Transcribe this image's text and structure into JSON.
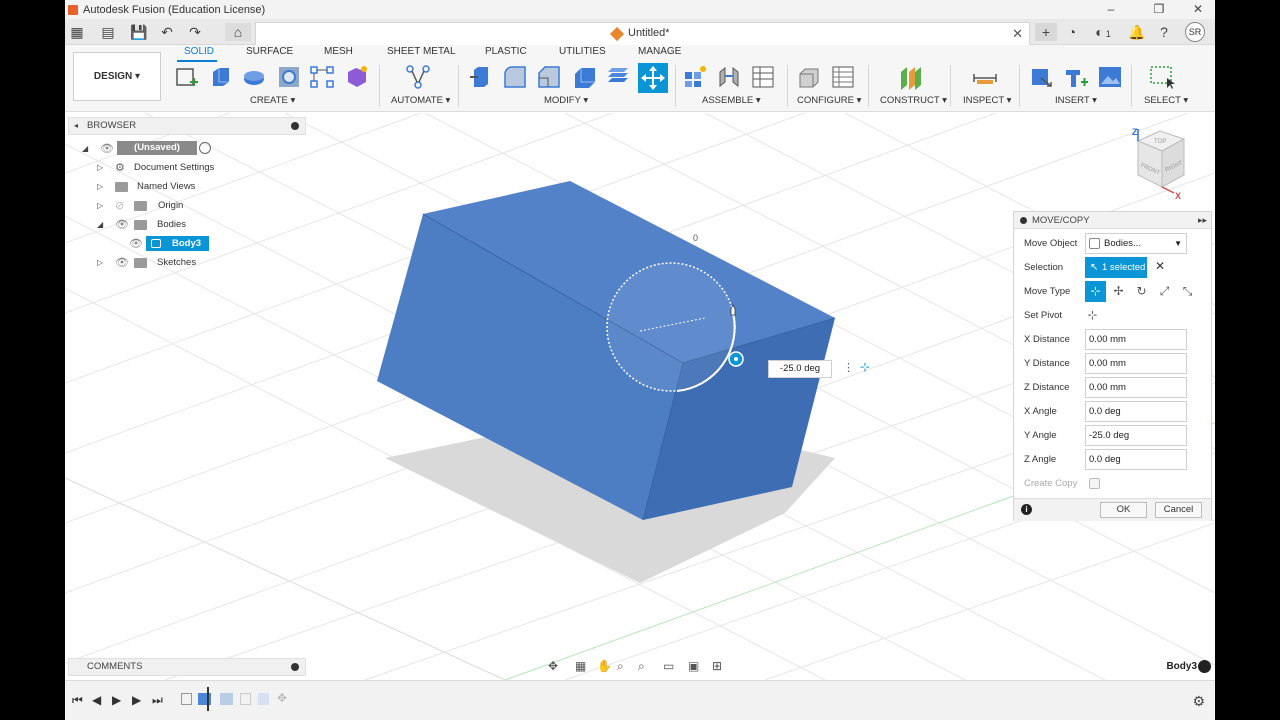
{
  "window": {
    "title": "Autodesk Fusion (Education License)",
    "minimize": "–",
    "maximize": "❐",
    "close": "✕"
  },
  "doc_tab": {
    "name": "Untitled*",
    "close": "✕"
  },
  "user": {
    "initials": "SR",
    "notifications": "1"
  },
  "workspace": {
    "label": "DESIGN ▾"
  },
  "tabs": [
    "SOLID",
    "SURFACE",
    "MESH",
    "SHEET METAL",
    "PLASTIC",
    "UTILITIES",
    "MANAGE"
  ],
  "groups": {
    "create": "CREATE ▾",
    "automate": "AUTOMATE ▾",
    "modify": "MODIFY ▾",
    "assemble": "ASSEMBLE ▾",
    "configure": "CONFIGURE ▾",
    "construct": "CONSTRUCT ▾",
    "inspect": "INSPECT ▾",
    "insert": "INSERT ▾",
    "select": "SELECT ▾"
  },
  "browser": {
    "title": "BROWSER",
    "root": "(Unsaved)",
    "items": [
      "Document Settings",
      "Named Views",
      "Origin",
      "Bodies",
      "Sketches"
    ],
    "body": "Body3"
  },
  "viewcube": {
    "top": "TOP",
    "front": "FRONT",
    "right": "RIGHT",
    "z": "Z",
    "x": "X"
  },
  "manipulator": {
    "angle_value": "-25.0 deg",
    "zero_mark": "0"
  },
  "move_copy": {
    "title": "MOVE/COPY",
    "move_object_label": "Move Object",
    "move_object_value": "Bodies...",
    "selection_label": "Selection",
    "selection_value": "1 selected",
    "move_type_label": "Move Type",
    "set_pivot_label": "Set Pivot",
    "x_distance_label": "X Distance",
    "x_distance": "0.00 mm",
    "y_distance_label": "Y Distance",
    "y_distance": "0.00 mm",
    "z_distance_label": "Z Distance",
    "z_distance": "0.00 mm",
    "x_angle_label": "X Angle",
    "x_angle": "0.0 deg",
    "y_angle_label": "Y Angle",
    "y_angle": "-25.0 deg",
    "z_angle_label": "Z Angle",
    "z_angle": "0.0 deg",
    "create_copy_label": "Create Copy",
    "ok": "OK",
    "cancel": "Cancel"
  },
  "comments": {
    "title": "COMMENTS"
  },
  "status": {
    "body_name": "Body3"
  },
  "colors": {
    "accent": "#0a96d6",
    "body": "#4d7ec4",
    "body_top": "#5382c8",
    "body_side": "#3e6db3"
  }
}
────
» **Work to be completed**:
The records shown above are to be repeated exactly, with the pictures left out.

» **Right answer**:
Transcribe this image's text and structure into JSON.
{
  "window": {
    "title": "Autodesk Fusion (Education License)",
    "minimize": "–",
    "maximize": "❐",
    "close": "✕"
  },
  "doc_tab": {
    "name": "Untitled*",
    "close": "✕"
  },
  "user": {
    "initials": "SR",
    "notifications": "1"
  },
  "workspace": {
    "label": "DESIGN ▾"
  },
  "tabs": [
    "SOLID",
    "SURFACE",
    "MESH",
    "SHEET METAL",
    "PLASTIC",
    "UTILITIES",
    "MANAGE"
  ],
  "groups": {
    "create": "CREATE ▾",
    "automate": "AUTOMATE ▾",
    "modify": "MODIFY ▾",
    "assemble": "ASSEMBLE ▾",
    "configure": "CONFIGURE ▾",
    "construct": "CONSTRUCT ▾",
    "inspect": "INSPECT ▾",
    "insert": "INSERT ▾",
    "select": "SELECT ▾"
  },
  "browser": {
    "title": "BROWSER",
    "root": "(Unsaved)",
    "items": [
      "Document Settings",
      "Named Views",
      "Origin",
      "Bodies",
      "Sketches"
    ],
    "body": "Body3"
  },
  "viewcube": {
    "top": "TOP",
    "front": "FRONT",
    "right": "RIGHT",
    "z": "Z",
    "x": "X"
  },
  "manipulator": {
    "angle_value": "-25.0 deg",
    "zero_mark": "0"
  },
  "move_copy": {
    "title": "MOVE/COPY",
    "move_object_label": "Move Object",
    "move_object_value": "Bodies...",
    "selection_label": "Selection",
    "selection_value": "1 selected",
    "move_type_label": "Move Type",
    "set_pivot_label": "Set Pivot",
    "x_distance_label": "X Distance",
    "x_distance": "0.00 mm",
    "y_distance_label": "Y Distance",
    "y_distance": "0.00 mm",
    "z_distance_label": "Z Distance",
    "z_distance": "0.00 mm",
    "x_angle_label": "X Angle",
    "x_angle": "0.0 deg",
    "y_angle_label": "Y Angle",
    "y_angle": "-25.0 deg",
    "z_angle_label": "Z Angle",
    "z_angle": "0.0 deg",
    "create_copy_label": "Create Copy",
    "ok": "OK",
    "cancel": "Cancel"
  },
  "comments": {
    "title": "COMMENTS"
  },
  "status": {
    "body_name": "Body3"
  },
  "colors": {
    "accent": "#0a96d6",
    "body": "#4d7ec4",
    "body_top": "#5382c8",
    "body_side": "#3e6db3"
  }
}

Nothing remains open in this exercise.